# TASK TO COMPLETE:
Pictures aside, repeat every entry exactly.

Dataset records:
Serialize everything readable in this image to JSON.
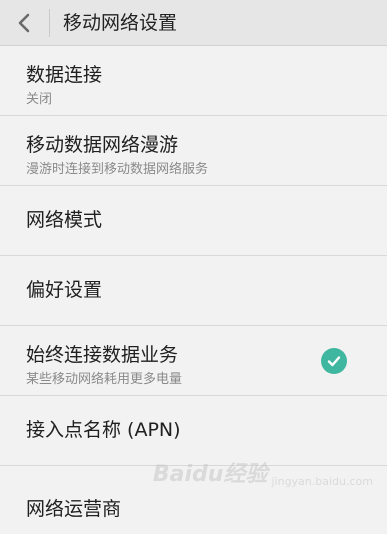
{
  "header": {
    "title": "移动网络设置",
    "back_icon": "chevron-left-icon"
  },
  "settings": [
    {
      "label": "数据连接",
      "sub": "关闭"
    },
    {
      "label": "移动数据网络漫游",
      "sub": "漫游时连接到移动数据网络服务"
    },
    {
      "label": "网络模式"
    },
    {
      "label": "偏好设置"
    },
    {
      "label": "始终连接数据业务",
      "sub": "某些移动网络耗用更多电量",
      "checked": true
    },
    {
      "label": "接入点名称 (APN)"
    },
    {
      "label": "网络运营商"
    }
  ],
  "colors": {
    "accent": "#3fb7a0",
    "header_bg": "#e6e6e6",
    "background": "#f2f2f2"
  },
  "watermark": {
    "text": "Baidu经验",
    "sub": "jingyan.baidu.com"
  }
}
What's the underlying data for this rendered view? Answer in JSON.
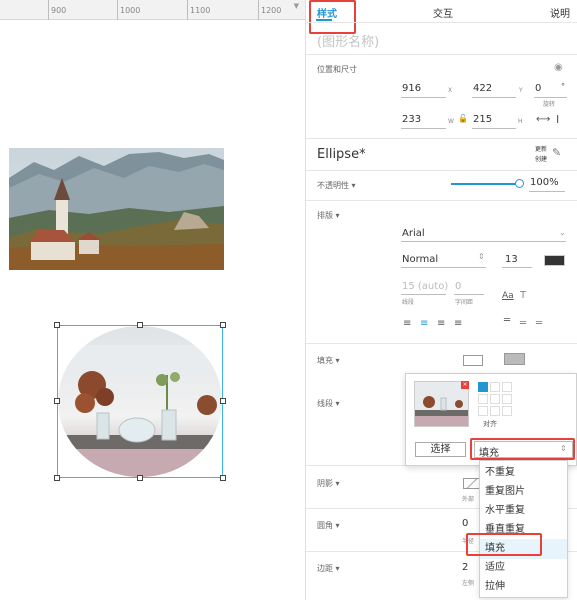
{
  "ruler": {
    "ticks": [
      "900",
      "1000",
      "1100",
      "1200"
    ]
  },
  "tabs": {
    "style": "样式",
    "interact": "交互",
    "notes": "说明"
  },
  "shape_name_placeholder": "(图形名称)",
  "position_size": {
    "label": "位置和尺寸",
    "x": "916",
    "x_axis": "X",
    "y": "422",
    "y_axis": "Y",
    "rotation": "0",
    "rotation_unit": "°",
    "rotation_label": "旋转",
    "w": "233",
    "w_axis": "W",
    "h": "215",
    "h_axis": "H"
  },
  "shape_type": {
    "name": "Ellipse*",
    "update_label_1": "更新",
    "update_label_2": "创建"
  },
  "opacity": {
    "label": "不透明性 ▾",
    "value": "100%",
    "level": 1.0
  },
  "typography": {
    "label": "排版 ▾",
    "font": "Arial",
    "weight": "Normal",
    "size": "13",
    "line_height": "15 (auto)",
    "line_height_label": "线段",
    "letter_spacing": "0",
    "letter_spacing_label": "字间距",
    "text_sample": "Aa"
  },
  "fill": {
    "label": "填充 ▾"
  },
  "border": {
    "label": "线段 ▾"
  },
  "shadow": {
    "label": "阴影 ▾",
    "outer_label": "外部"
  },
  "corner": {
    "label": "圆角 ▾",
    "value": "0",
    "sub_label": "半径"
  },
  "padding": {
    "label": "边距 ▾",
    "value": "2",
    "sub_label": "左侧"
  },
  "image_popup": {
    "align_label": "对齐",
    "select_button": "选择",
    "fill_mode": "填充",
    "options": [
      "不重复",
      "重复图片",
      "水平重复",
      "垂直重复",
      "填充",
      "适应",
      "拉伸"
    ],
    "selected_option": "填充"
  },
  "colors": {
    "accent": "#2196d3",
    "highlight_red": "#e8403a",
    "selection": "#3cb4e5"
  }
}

# RESULT FOR THIS EXERCISE:
Serialize everything readable in this image to JSON.
{
  "header": {
    "title": "移动网络设置",
    "back_icon": "chevron-left-icon"
  },
  "settings": [
    {
      "label": "数据连接",
      "sub": "关闭"
    },
    {
      "label": "移动数据网络漫游",
      "sub": "漫游时连接到移动数据网络服务"
    },
    {
      "label": "网络模式"
    },
    {
      "label": "偏好设置"
    },
    {
      "label": "始终连接数据业务",
      "sub": "某些移动网络耗用更多电量",
      "checked": true
    },
    {
      "label": "接入点名称 (APN)"
    },
    {
      "label": "网络运营商"
    }
  ],
  "colors": {
    "accent": "#3fb7a0",
    "header_bg": "#e6e6e6",
    "background": "#f2f2f2"
  },
  "watermark": {
    "text": "Baidu经验",
    "sub": "jingyan.baidu.com"
  }
}
What's the underlying data for this rendered view? Answer in JSON.
{
  "ruler": {
    "ticks": [
      "900",
      "1000",
      "1100",
      "1200"
    ]
  },
  "tabs": {
    "style": "样式",
    "interact": "交互",
    "notes": "说明"
  },
  "shape_name_placeholder": "(图形名称)",
  "position_size": {
    "label": "位置和尺寸",
    "x": "916",
    "x_axis": "X",
    "y": "422",
    "y_axis": "Y",
    "rotation": "0",
    "rotation_unit": "°",
    "rotation_label": "旋转",
    "w": "233",
    "w_axis": "W",
    "h": "215",
    "h_axis": "H"
  },
  "shape_type": {
    "name": "Ellipse*",
    "update_label_1": "更新",
    "update_label_2": "创建"
  },
  "opacity": {
    "label": "不透明性 ▾",
    "value": "100%",
    "level": 1.0
  },
  "typography": {
    "label": "排版 ▾",
    "font": "Arial",
    "weight": "Normal",
    "size": "13",
    "line_height": "15 (auto)",
    "line_height_label": "线段",
    "letter_spacing": "0",
    "letter_spacing_label": "字间距",
    "text_sample": "Aa"
  },
  "fill": {
    "label": "填充 ▾"
  },
  "border": {
    "label": "线段 ▾"
  },
  "shadow": {
    "label": "阴影 ▾",
    "outer_label": "外部"
  },
  "corner": {
    "label": "圆角 ▾",
    "value": "0",
    "sub_label": "半径"
  },
  "padding": {
    "label": "边距 ▾",
    "value": "2",
    "sub_label": "左侧"
  },
  "image_popup": {
    "align_label": "对齐",
    "select_button": "选择",
    "fill_mode": "填充",
    "options": [
      "不重复",
      "重复图片",
      "水平重复",
      "垂直重复",
      "填充",
      "适应",
      "拉伸"
    ],
    "selected_option": "填充"
  },
  "colors": {
    "accent": "#2196d3",
    "highlight_red": "#e8403a",
    "selection": "#3cb4e5"
  }
}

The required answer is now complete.